Objective: Repeat, line for line, the entries printed below.

Stored entries:
^^^^^^^^

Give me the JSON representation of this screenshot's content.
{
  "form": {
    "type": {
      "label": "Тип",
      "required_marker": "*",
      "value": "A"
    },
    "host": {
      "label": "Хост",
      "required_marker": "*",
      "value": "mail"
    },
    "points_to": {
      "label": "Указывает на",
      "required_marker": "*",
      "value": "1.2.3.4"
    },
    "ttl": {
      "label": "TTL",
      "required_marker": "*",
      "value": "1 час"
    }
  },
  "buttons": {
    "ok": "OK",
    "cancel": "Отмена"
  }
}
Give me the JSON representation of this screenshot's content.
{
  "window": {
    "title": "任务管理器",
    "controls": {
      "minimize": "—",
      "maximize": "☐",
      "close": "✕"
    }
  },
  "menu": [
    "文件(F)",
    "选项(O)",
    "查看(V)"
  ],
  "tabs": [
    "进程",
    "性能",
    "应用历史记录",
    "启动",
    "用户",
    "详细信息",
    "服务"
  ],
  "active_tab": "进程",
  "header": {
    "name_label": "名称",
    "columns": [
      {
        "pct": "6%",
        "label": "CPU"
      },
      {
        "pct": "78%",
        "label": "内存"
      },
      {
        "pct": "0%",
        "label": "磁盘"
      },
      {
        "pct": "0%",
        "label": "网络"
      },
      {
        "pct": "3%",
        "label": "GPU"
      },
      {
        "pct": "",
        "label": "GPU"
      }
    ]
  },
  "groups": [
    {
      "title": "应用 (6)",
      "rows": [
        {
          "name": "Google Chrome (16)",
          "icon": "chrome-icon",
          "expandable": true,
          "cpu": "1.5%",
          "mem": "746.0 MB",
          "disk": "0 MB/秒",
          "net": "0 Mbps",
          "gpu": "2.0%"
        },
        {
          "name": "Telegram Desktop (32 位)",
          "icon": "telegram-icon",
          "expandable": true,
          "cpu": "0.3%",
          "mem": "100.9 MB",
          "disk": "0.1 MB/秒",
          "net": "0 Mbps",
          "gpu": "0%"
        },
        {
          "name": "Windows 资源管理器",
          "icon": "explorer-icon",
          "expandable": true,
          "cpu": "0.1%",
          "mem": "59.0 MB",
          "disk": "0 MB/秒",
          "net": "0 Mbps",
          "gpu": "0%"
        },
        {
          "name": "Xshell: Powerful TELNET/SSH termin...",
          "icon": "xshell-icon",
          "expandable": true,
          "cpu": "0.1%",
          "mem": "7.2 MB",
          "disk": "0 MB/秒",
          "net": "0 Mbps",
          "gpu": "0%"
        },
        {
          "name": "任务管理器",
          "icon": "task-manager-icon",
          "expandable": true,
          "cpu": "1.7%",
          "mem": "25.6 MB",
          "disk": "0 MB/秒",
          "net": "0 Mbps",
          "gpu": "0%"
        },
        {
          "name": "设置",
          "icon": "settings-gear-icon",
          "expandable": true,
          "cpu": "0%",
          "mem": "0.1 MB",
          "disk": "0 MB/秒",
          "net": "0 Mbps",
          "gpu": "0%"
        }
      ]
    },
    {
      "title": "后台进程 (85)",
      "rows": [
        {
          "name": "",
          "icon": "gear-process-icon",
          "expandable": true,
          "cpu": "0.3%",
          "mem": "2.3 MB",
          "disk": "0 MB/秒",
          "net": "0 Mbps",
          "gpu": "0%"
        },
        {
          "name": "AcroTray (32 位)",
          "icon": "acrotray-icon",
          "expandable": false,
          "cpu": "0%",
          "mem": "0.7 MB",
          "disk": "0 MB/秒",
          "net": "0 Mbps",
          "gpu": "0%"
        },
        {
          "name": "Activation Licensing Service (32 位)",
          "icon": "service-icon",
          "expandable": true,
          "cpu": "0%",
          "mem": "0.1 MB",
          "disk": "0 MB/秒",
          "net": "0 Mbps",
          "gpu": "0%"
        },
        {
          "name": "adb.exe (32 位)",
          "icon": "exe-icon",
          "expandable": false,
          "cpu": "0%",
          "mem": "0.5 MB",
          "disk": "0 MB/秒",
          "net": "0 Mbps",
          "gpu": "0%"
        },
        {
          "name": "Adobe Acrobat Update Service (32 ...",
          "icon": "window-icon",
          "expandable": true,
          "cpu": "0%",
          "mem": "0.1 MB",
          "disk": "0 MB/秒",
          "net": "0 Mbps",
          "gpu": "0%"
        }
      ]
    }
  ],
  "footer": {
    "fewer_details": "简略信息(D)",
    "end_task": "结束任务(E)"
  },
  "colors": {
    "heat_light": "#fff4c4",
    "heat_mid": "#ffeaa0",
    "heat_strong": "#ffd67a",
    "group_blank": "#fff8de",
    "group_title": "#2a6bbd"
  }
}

^^^^^^^^

In response:
Give me the JSON representation of this screenshot's content.
{
  "form": {
    "type": {
      "label": "Тип",
      "required_marker": "*",
      "value": "A"
    },
    "host": {
      "label": "Хост",
      "required_marker": "*",
      "value": "mail"
    },
    "points_to": {
      "label": "Указывает на",
      "required_marker": "*",
      "value": "1.2.3.4"
    },
    "ttl": {
      "label": "TTL",
      "required_marker": "*",
      "value": "1 час"
    }
  },
  "buttons": {
    "ok": "OK",
    "cancel": "Отмена"
  }
}
Give me the JSON representation of this screenshot's content.
{
  "window": {
    "title": "任务管理器",
    "controls": {
      "minimize": "—",
      "maximize": "☐",
      "close": "✕"
    }
  },
  "menu": [
    "文件(F)",
    "选项(O)",
    "查看(V)"
  ],
  "tabs": [
    "进程",
    "性能",
    "应用历史记录",
    "启动",
    "用户",
    "详细信息",
    "服务"
  ],
  "active_tab": "进程",
  "header": {
    "name_label": "名称",
    "columns": [
      {
        "pct": "6%",
        "label": "CPU"
      },
      {
        "pct": "78%",
        "label": "内存"
      },
      {
        "pct": "0%",
        "label": "磁盘"
      },
      {
        "pct": "0%",
        "label": "网络"
      },
      {
        "pct": "3%",
        "label": "GPU"
      },
      {
        "pct": "",
        "label": "GPU"
      }
    ]
  },
  "groups": [
    {
      "title": "应用 (6)",
      "rows": [
        {
          "name": "Google Chrome (16)",
          "icon": "chrome-icon",
          "expandable": true,
          "cpu": "1.5%",
          "mem": "746.0 MB",
          "disk": "0 MB/秒",
          "net": "0 Mbps",
          "gpu": "2.0%"
        },
        {
          "name": "Telegram Desktop (32 位)",
          "icon": "telegram-icon",
          "expandable": true,
          "cpu": "0.3%",
          "mem": "100.9 MB",
          "disk": "0.1 MB/秒",
          "net": "0 Mbps",
          "gpu": "0%"
        },
        {
          "name": "Windows 资源管理器",
          "icon": "explorer-icon",
          "expandable": true,
          "cpu": "0.1%",
          "mem": "59.0 MB",
          "disk": "0 MB/秒",
          "net": "0 Mbps",
          "gpu": "0%"
        },
        {
          "name": "Xshell: Powerful TELNET/SSH termin...",
          "icon": "xshell-icon",
          "expandable": true,
          "cpu": "0.1%",
          "mem": "7.2 MB",
          "disk": "0 MB/秒",
          "net": "0 Mbps",
          "gpu": "0%"
        },
        {
          "name": "任务管理器",
          "icon": "task-manager-icon",
          "expandable": true,
          "cpu": "1.7%",
          "mem": "25.6 MB",
          "disk": "0 MB/秒",
          "net": "0 Mbps",
          "gpu": "0%"
        },
        {
          "name": "设置",
          "icon": "settings-gear-icon",
          "expandable": true,
          "cpu": "0%",
          "mem": "0.1 MB",
          "disk": "0 MB/秒",
          "net": "0 Mbps",
          "gpu": "0%"
        }
      ]
    },
    {
      "title": "后台进程 (85)",
      "rows": [
        {
          "name": "",
          "icon": "gear-process-icon",
          "expandable": true,
          "cpu": "0.3%",
          "mem": "2.3 MB",
          "disk": "0 MB/秒",
          "net": "0 Mbps",
          "gpu": "0%"
        },
        {
          "name": "AcroTray (32 位)",
          "icon": "acrotray-icon",
          "expandable": false,
          "cpu": "0%",
          "mem": "0.7 MB",
          "disk": "0 MB/秒",
          "net": "0 Mbps",
          "gpu": "0%"
        },
        {
          "name": "Activation Licensing Service (32 位)",
          "icon": "service-icon",
          "expandable": true,
          "cpu": "0%",
          "mem": "0.1 MB",
          "disk": "0 MB/秒",
          "net": "0 Mbps",
          "gpu": "0%"
        },
        {
          "name": "adb.exe (32 位)",
          "icon": "exe-icon",
          "expandable": false,
          "cpu": "0%",
          "mem": "0.5 MB",
          "disk": "0 MB/秒",
          "net": "0 Mbps",
          "gpu": "0%"
        },
        {
          "name": "Adobe Acrobat Update Service (32 ...",
          "icon": "window-icon",
          "expandable": true,
          "cpu": "0%",
          "mem": "0.1 MB",
          "disk": "0 MB/秒",
          "net": "0 Mbps",
          "gpu": "0%"
        }
      ]
    }
  ],
  "footer": {
    "fewer_details": "简略信息(D)",
    "end_task": "结束任务(E)"
  },
  "colors": {
    "heat_light": "#fff4c4",
    "heat_mid": "#ffeaa0",
    "heat_strong": "#ffd67a",
    "group_blank": "#fff8de",
    "group_title": "#2a6bbd"
  }
}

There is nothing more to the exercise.